> **Task statement**
List each line of the data that holds the string "info", please.

> **Records provided**
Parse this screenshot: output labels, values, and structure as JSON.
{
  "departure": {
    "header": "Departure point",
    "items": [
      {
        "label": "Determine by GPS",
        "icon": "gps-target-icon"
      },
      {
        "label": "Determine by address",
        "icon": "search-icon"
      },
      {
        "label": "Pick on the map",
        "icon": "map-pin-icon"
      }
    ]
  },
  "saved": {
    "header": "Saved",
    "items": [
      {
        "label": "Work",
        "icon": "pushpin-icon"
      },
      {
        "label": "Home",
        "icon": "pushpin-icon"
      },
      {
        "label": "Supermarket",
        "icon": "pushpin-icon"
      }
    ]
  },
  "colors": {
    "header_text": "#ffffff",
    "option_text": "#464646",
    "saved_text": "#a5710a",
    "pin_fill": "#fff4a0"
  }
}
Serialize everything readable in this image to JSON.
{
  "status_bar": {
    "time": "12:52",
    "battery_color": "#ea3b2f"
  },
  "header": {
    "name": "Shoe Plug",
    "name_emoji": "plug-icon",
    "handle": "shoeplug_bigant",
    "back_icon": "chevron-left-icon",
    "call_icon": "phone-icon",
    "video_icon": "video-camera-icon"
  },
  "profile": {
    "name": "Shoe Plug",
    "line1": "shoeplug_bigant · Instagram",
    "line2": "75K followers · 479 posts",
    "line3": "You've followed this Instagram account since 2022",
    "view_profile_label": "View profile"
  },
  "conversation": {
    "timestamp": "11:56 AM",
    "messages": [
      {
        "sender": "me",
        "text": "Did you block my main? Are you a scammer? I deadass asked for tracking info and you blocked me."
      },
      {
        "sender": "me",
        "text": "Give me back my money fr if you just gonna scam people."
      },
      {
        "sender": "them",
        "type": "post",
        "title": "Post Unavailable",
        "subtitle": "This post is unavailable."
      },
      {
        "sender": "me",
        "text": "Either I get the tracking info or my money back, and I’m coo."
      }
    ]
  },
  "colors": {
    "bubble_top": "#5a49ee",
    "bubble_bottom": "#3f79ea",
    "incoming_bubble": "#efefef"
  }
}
...
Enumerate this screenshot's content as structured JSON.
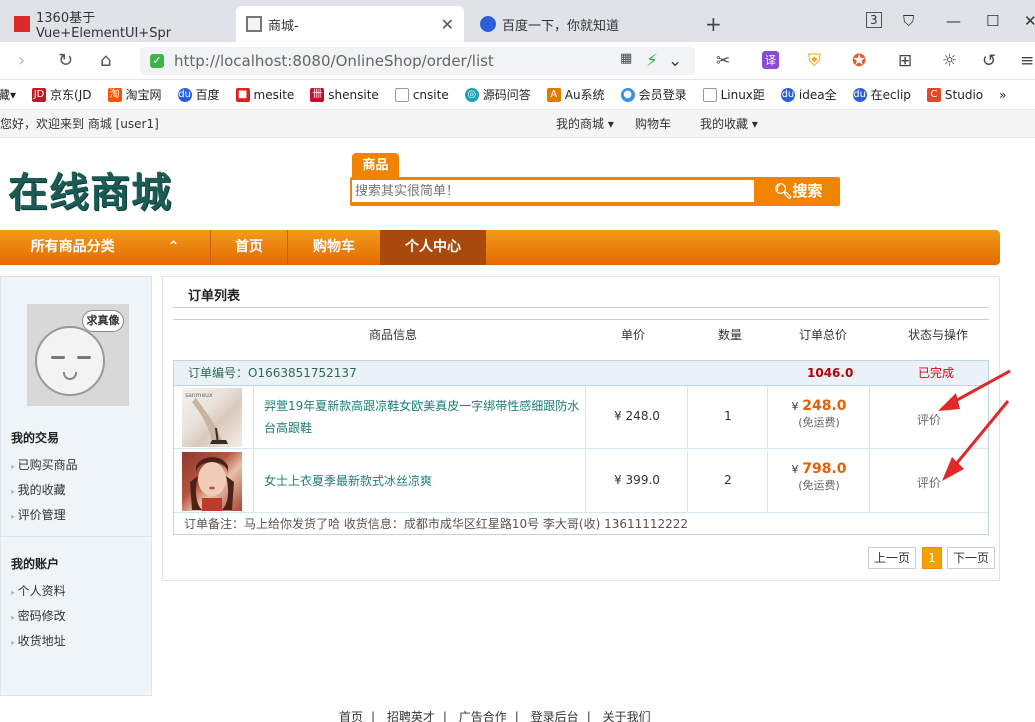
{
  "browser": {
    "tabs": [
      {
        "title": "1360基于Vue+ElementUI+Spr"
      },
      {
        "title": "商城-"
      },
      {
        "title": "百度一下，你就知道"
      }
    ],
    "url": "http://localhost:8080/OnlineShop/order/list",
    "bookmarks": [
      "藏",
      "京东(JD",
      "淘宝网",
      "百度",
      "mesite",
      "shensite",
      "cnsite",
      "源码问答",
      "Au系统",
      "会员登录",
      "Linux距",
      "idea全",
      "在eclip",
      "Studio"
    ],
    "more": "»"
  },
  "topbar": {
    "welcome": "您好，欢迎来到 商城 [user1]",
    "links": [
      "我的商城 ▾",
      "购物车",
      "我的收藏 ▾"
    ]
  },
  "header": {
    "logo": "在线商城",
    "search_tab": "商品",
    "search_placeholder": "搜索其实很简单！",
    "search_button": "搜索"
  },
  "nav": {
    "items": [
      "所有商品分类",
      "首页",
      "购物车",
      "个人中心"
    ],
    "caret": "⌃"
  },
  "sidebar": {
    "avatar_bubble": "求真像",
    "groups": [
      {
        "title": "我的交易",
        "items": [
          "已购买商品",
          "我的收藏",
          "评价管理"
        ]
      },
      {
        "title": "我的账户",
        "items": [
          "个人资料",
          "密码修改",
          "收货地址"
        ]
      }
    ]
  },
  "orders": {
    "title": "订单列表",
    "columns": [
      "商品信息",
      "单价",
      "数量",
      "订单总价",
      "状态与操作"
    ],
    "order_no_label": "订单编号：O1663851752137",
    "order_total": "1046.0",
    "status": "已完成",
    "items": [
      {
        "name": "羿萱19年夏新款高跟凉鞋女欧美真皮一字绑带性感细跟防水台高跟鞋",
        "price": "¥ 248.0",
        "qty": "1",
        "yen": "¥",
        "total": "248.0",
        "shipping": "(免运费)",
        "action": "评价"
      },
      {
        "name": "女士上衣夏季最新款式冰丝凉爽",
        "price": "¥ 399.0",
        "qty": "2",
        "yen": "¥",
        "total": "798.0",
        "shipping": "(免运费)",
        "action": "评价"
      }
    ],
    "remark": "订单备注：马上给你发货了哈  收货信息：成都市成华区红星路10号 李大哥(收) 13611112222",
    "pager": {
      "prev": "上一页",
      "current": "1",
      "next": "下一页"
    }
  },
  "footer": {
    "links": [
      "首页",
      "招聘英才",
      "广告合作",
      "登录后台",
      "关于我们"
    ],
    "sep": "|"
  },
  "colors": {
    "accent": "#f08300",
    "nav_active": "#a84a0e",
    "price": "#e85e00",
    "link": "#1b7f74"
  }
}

> **Output**
        "text": "Did you block my main? Are you a scammer? I deadass asked for tracking info and you blocked me."
        "text": "Either I get the tracking info or my money back, and I’m coo."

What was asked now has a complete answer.